Stored entries:
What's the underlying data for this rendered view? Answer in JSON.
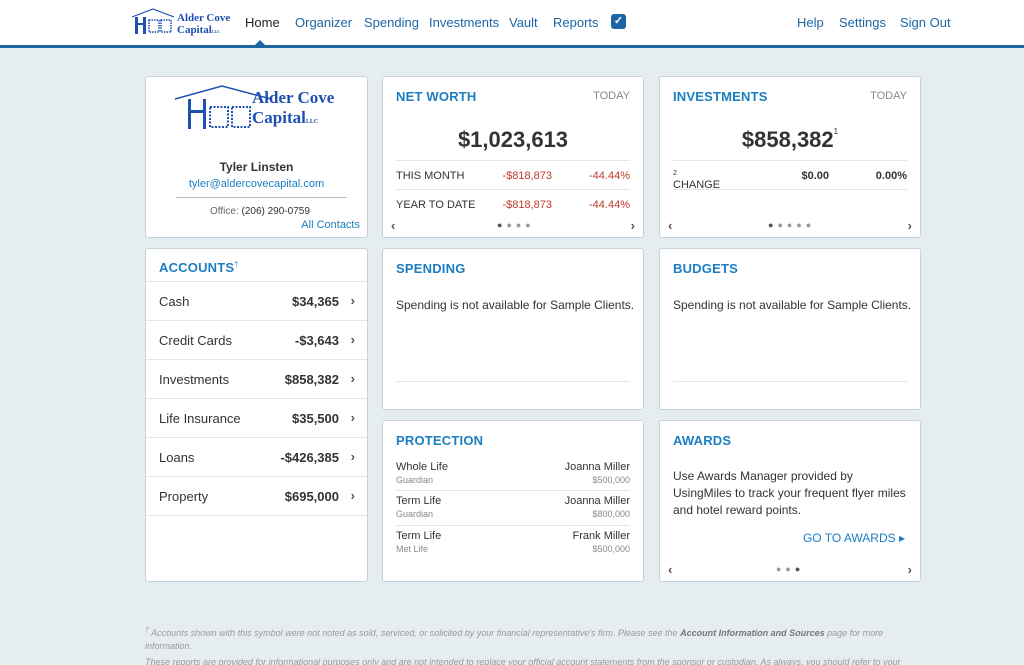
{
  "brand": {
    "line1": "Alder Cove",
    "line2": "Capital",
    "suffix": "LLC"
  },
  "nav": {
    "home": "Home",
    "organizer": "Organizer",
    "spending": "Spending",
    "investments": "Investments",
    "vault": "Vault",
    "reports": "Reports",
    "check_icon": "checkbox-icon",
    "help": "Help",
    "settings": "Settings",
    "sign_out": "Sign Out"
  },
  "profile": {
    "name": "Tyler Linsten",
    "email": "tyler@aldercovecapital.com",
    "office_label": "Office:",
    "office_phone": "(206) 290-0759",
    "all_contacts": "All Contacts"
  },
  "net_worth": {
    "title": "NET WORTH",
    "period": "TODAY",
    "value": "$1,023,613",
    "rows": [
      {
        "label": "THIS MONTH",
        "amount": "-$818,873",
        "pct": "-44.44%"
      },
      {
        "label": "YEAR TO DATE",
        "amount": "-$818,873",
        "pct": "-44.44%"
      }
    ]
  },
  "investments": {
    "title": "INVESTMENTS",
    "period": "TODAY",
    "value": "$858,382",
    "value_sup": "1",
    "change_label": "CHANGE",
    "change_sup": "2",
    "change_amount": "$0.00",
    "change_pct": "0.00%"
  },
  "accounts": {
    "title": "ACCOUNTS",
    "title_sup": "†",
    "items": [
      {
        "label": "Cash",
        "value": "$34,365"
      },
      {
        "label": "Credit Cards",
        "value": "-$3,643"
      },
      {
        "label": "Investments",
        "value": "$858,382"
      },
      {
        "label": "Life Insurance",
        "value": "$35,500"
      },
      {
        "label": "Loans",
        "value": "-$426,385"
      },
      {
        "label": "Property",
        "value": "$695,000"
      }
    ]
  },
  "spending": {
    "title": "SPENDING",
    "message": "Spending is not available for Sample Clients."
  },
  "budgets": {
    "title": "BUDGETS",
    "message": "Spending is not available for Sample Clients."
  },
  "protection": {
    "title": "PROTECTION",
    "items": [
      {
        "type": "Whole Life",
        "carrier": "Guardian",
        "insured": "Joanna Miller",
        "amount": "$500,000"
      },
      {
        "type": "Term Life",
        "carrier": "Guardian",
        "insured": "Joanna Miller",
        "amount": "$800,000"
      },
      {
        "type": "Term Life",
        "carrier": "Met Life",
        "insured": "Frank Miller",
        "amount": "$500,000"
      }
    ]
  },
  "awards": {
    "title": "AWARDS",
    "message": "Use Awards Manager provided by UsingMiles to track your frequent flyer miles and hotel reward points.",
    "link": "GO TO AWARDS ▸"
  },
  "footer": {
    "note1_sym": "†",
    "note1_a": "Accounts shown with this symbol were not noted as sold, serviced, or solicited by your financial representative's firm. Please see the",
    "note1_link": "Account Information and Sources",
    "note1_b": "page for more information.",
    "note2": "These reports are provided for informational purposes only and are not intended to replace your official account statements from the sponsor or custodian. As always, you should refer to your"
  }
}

* * *

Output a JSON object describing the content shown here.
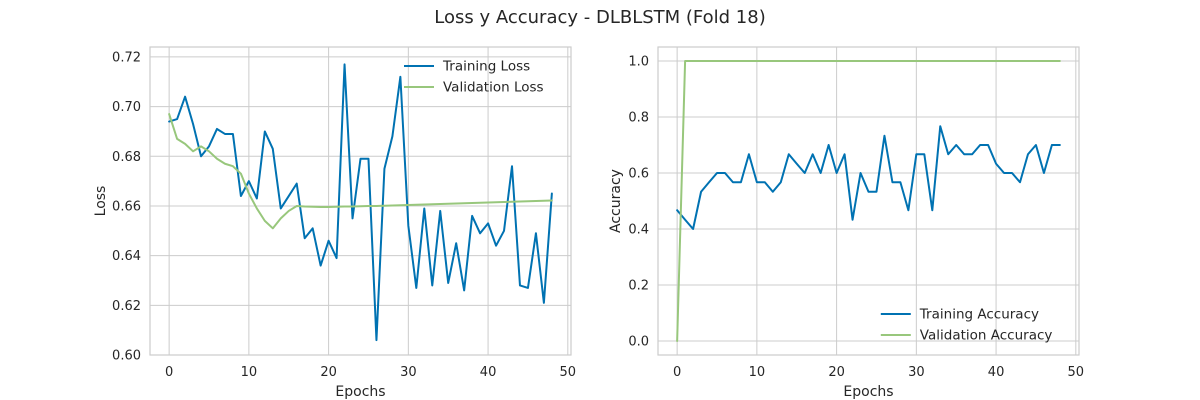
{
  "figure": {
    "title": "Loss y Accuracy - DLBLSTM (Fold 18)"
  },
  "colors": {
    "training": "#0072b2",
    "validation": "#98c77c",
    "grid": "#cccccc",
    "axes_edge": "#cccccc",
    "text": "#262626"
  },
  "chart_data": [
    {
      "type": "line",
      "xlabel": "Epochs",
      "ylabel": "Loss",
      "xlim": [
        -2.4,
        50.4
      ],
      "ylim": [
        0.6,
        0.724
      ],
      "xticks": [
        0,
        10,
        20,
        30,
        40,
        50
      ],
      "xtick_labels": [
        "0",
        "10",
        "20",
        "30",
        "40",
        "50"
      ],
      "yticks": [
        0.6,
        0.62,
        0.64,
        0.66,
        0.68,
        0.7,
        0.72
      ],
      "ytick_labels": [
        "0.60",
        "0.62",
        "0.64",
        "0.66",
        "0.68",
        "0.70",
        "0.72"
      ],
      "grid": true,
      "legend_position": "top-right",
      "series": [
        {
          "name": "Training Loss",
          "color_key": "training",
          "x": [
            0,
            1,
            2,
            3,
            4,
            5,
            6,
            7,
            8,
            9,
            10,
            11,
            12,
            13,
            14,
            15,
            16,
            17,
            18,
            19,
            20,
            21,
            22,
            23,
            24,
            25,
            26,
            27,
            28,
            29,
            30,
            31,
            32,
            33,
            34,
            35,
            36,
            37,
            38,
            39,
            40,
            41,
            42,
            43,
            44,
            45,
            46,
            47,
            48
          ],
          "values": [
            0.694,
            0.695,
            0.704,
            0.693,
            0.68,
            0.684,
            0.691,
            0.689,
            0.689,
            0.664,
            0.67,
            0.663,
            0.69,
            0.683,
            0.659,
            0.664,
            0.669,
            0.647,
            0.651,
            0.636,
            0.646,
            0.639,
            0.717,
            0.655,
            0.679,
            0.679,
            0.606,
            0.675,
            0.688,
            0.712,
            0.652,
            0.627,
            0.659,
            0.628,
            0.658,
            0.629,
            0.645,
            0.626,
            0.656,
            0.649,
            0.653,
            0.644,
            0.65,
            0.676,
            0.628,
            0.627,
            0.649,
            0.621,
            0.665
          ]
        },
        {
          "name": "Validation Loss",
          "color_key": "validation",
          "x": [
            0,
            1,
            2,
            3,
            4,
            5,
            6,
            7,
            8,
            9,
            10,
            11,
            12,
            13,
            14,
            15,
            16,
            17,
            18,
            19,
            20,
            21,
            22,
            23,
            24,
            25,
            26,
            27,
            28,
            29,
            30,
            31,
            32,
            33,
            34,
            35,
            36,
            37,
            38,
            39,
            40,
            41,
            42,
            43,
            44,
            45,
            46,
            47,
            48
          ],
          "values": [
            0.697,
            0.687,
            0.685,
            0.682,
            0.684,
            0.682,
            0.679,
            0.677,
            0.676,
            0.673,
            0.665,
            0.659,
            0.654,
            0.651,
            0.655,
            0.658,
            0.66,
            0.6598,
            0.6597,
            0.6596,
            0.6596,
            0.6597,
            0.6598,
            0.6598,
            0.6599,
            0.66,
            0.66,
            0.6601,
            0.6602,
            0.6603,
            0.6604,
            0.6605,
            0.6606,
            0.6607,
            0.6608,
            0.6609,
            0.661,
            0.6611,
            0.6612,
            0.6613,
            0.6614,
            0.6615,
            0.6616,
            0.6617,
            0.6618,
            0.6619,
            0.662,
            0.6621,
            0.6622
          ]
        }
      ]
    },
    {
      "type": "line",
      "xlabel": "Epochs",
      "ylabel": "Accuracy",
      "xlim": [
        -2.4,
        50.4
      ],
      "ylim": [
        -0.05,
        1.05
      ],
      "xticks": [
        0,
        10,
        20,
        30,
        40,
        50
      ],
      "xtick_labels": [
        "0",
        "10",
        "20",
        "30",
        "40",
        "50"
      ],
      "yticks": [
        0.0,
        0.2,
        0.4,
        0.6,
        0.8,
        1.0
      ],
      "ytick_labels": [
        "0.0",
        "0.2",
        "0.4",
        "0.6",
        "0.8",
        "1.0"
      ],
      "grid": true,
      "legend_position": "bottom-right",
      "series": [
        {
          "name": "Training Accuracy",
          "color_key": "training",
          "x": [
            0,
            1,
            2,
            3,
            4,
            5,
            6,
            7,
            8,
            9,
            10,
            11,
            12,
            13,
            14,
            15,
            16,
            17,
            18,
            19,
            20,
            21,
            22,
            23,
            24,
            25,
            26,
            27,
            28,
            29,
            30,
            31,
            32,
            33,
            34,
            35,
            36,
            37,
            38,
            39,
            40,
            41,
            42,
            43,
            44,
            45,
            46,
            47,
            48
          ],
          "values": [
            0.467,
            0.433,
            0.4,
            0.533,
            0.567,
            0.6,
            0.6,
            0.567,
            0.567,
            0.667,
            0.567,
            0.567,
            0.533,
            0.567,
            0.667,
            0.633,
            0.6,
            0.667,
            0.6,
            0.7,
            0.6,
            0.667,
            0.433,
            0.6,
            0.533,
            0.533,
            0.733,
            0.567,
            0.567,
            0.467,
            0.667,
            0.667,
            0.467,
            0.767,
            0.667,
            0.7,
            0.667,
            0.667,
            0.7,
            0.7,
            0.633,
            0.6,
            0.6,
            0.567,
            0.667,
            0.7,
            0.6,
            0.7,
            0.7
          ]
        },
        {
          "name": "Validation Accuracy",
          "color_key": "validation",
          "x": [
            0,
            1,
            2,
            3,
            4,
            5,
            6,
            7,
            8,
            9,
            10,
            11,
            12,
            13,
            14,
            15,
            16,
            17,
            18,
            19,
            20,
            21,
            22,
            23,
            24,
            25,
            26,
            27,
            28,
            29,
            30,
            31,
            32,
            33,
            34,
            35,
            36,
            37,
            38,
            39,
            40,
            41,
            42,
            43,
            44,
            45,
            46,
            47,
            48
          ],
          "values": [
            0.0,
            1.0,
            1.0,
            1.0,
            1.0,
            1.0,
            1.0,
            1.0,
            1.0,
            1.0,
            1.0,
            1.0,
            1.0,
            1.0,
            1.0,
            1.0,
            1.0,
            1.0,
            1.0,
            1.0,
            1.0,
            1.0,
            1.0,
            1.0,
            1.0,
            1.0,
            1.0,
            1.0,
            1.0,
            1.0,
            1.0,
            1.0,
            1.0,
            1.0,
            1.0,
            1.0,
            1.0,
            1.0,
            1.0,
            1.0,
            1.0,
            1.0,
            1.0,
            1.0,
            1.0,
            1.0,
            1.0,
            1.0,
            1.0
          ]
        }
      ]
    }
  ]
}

◆ THE REQUEST
Filter the records above for "provided" and copy every matching line.

◆ COMPLETED TASK
    "message": "Use Awards Manager provided by UsingMiles to track your frequent flyer miles and hotel reward points.",
    "note2": "These reports are provided for informational purposes only and are not intended to replace your official account statements from the sponsor or custodian. As always, you should refer to your"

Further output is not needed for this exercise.